## [What is asked]
Only the number is wanted: tally the lines below that contain the word "name".

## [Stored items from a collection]
↓

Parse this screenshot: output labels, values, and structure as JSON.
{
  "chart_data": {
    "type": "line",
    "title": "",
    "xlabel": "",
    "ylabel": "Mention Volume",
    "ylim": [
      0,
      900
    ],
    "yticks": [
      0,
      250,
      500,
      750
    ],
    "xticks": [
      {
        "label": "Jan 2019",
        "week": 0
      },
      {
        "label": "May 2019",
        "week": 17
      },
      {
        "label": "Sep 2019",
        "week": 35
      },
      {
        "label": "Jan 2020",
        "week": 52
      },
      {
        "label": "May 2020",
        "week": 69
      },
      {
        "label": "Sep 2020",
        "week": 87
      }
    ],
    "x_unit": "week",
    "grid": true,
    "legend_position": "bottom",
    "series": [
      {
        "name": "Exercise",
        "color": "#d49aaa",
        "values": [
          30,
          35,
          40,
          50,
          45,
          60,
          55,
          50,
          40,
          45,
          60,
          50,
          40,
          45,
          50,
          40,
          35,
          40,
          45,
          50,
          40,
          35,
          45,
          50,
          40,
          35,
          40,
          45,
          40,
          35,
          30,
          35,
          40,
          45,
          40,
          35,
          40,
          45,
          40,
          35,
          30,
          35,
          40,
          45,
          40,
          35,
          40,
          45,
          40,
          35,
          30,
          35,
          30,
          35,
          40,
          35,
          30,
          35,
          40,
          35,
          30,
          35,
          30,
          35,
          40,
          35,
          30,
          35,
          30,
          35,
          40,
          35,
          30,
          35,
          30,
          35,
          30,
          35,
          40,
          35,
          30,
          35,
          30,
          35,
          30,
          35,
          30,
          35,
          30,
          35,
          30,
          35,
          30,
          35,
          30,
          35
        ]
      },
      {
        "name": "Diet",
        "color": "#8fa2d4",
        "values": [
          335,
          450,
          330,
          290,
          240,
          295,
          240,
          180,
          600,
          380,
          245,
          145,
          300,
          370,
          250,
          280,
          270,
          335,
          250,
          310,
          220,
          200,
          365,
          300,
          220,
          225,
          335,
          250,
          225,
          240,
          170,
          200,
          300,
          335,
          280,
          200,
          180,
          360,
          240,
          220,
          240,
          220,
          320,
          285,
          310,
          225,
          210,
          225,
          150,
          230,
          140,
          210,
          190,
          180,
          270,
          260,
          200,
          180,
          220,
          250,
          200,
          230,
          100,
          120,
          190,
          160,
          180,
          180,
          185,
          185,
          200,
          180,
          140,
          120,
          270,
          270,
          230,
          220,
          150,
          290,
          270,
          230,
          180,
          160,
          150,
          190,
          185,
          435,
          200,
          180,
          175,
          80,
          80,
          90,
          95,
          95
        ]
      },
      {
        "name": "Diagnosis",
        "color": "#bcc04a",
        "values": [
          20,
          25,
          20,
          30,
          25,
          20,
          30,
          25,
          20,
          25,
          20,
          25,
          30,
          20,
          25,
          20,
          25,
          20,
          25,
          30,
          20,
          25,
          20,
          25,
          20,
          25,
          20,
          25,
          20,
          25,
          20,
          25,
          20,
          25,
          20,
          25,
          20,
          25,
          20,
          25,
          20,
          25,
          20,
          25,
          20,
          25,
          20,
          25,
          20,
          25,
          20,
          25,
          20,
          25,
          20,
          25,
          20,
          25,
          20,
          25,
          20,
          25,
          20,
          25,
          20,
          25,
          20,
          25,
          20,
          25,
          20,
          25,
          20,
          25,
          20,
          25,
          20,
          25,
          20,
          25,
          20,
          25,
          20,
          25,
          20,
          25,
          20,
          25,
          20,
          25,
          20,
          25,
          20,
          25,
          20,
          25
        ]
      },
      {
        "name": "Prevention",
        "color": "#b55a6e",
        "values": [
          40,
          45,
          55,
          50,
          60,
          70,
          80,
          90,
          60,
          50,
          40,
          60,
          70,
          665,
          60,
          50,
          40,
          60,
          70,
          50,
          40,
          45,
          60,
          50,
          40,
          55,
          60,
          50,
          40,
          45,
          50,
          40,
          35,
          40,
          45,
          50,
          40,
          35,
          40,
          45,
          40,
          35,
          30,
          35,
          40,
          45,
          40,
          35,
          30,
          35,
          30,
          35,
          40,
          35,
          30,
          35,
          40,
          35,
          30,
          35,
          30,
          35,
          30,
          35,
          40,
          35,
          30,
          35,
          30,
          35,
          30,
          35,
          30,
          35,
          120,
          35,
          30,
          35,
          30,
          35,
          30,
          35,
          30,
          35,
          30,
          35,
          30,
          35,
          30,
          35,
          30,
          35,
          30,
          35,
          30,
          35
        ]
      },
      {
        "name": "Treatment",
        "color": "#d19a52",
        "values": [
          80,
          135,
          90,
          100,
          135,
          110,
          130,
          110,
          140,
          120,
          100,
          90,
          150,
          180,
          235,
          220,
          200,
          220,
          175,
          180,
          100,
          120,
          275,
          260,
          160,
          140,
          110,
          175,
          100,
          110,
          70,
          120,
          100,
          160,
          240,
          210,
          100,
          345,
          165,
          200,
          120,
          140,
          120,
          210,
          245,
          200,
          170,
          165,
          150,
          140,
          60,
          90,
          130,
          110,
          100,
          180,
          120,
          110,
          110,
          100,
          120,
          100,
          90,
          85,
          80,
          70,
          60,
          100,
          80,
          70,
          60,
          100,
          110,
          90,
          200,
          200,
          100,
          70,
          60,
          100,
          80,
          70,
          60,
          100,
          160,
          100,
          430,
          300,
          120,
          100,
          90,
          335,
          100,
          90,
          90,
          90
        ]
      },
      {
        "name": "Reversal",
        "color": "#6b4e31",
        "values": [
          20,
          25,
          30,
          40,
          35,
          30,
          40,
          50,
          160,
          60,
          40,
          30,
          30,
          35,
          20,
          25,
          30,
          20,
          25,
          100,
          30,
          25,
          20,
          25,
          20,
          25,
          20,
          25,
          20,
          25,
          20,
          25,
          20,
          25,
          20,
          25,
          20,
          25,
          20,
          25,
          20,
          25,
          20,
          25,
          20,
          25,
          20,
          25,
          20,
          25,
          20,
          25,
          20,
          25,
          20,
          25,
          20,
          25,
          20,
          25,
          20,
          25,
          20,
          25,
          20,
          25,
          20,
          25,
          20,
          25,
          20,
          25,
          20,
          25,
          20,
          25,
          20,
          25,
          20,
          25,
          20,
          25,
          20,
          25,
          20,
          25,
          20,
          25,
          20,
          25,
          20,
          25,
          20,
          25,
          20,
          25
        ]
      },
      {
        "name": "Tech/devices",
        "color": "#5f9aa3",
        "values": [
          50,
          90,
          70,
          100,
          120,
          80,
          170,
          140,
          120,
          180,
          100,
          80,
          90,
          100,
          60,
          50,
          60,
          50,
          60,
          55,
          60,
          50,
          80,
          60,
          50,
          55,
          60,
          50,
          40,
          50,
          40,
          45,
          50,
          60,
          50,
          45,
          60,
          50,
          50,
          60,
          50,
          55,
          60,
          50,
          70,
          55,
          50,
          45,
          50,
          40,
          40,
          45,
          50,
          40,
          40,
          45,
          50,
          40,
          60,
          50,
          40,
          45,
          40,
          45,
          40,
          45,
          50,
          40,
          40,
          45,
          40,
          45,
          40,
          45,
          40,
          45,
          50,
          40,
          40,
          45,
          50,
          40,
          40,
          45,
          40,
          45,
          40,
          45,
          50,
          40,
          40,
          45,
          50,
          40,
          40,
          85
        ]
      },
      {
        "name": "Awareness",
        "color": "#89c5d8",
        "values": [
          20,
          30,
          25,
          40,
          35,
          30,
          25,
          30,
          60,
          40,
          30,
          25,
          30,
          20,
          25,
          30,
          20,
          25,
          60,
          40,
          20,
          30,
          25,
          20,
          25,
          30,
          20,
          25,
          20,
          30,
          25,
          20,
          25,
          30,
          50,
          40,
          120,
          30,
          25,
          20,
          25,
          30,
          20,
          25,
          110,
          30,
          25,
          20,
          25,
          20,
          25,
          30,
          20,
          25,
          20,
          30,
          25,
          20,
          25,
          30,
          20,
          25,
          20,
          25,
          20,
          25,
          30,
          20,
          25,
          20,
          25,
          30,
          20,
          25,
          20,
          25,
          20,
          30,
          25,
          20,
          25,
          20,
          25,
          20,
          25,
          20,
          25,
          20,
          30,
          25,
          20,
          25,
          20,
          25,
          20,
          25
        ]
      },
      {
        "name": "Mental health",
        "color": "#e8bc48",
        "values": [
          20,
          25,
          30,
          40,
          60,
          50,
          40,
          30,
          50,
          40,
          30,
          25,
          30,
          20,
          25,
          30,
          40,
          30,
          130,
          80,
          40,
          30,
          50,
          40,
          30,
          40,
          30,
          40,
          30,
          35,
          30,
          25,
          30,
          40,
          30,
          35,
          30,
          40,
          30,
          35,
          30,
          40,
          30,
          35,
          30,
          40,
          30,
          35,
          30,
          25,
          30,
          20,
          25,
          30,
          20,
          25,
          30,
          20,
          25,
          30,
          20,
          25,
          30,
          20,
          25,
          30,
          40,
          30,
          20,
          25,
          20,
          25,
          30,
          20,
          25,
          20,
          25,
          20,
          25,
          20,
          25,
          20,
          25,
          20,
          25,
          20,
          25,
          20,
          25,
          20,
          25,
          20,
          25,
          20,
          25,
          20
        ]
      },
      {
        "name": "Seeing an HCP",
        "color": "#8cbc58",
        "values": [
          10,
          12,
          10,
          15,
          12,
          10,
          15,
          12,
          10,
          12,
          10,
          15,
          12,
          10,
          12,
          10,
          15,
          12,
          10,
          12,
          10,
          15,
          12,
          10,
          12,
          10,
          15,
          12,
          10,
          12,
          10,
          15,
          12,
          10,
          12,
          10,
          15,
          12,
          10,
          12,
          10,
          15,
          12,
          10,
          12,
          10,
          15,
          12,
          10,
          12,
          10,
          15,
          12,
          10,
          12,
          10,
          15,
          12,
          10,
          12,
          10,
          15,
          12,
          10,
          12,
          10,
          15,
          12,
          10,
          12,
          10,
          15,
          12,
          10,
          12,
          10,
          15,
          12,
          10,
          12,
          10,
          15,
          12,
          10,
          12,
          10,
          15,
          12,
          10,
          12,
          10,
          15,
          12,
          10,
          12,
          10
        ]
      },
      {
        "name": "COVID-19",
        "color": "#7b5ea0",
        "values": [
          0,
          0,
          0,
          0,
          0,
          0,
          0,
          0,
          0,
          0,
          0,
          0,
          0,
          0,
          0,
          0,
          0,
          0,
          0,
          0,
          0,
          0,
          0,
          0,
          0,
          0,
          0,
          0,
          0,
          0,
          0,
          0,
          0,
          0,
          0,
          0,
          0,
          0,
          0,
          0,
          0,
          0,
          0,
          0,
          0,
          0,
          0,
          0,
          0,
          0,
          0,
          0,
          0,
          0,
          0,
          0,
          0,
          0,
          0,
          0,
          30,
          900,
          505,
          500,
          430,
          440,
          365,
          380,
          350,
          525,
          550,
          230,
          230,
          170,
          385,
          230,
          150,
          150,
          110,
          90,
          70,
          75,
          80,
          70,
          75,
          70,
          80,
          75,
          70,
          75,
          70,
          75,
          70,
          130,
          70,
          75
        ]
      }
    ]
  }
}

↑

## [Expected answer]
11